[STATED EXERCISE] How many lines of these entries hold the string "plain"? Answer with the number alone.

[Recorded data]

+ + + + + + +

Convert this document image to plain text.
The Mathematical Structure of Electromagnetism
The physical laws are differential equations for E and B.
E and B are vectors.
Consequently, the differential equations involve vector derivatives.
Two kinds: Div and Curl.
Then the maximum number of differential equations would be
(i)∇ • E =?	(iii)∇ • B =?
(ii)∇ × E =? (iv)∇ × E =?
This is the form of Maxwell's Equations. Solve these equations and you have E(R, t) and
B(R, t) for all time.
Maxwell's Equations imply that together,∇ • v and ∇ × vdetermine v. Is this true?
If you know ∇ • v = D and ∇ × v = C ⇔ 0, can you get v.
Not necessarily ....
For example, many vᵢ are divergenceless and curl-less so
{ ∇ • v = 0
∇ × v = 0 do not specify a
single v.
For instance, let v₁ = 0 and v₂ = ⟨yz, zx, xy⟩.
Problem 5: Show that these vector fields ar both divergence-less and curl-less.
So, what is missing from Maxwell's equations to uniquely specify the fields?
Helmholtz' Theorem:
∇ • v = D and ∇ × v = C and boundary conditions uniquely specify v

+ + + + + + +

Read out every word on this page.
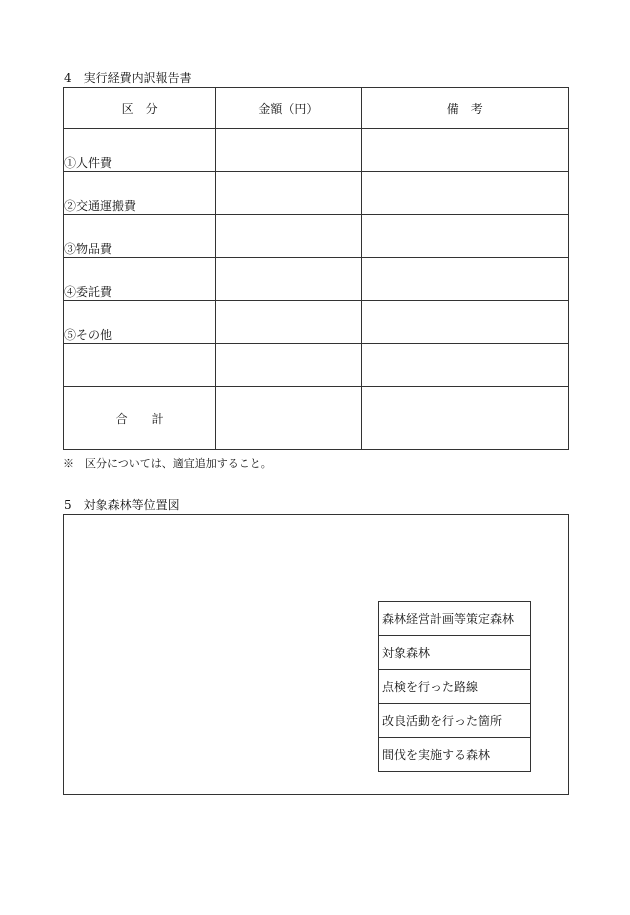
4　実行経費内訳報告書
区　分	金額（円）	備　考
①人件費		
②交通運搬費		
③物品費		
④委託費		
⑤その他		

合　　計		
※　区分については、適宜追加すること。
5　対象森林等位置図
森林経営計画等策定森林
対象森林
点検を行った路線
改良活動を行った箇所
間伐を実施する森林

+ + + + + + +

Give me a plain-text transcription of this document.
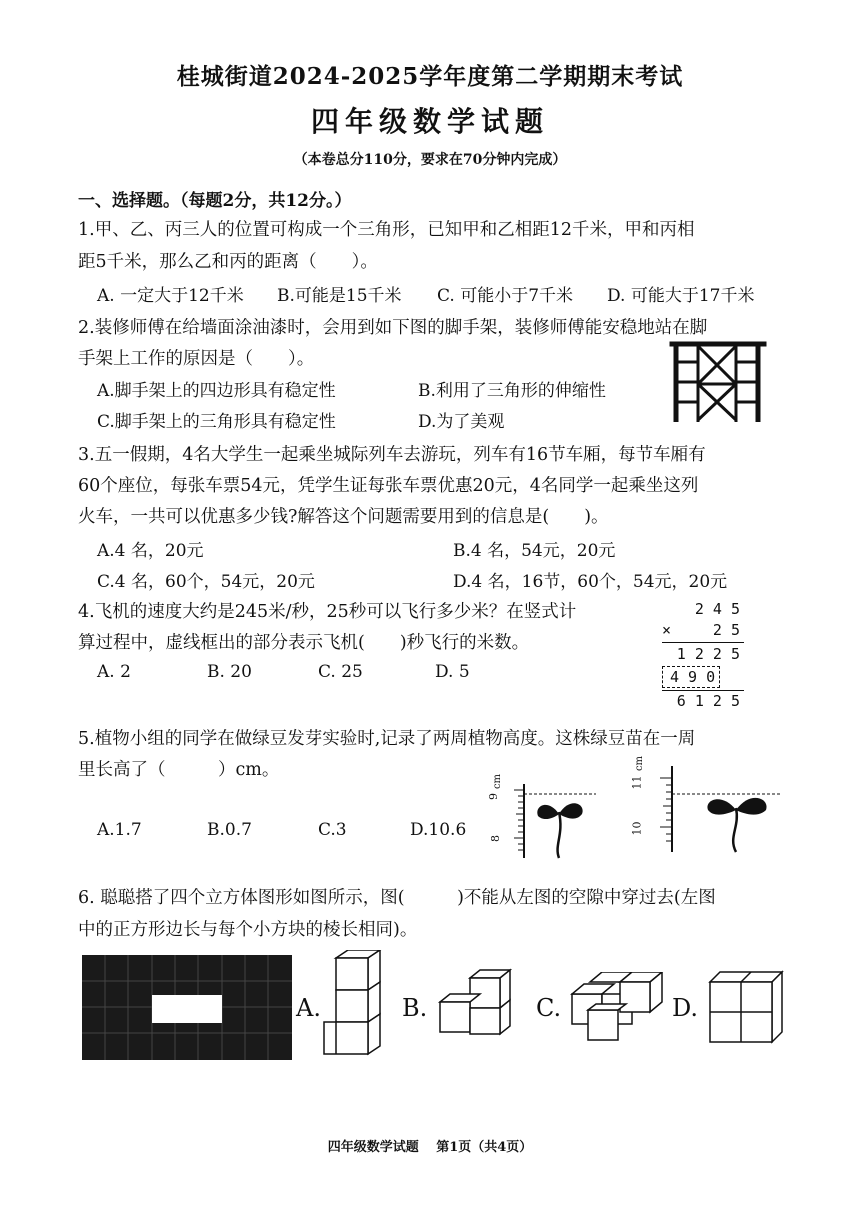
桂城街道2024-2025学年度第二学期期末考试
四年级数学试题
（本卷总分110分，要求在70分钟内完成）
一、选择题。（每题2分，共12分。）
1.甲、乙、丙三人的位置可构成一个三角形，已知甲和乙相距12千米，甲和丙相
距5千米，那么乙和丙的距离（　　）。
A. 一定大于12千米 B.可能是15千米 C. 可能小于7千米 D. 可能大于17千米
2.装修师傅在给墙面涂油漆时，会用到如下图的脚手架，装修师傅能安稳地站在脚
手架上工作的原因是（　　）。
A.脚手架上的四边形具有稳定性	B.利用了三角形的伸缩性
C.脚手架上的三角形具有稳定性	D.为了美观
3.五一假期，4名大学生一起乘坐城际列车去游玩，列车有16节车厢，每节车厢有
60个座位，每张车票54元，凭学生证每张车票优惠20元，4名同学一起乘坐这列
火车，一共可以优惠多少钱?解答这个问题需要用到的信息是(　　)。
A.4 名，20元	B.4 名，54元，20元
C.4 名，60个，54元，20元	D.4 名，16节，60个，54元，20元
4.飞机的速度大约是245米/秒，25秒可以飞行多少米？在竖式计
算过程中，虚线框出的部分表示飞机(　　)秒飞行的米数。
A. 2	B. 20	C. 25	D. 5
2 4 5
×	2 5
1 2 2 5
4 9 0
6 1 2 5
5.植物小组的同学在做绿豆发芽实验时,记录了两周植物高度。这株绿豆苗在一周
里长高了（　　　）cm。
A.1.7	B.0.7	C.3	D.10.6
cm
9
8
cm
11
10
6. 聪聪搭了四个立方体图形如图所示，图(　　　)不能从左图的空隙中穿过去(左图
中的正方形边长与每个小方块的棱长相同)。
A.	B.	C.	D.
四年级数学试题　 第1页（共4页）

+ + + + + + +

[REPLY] 2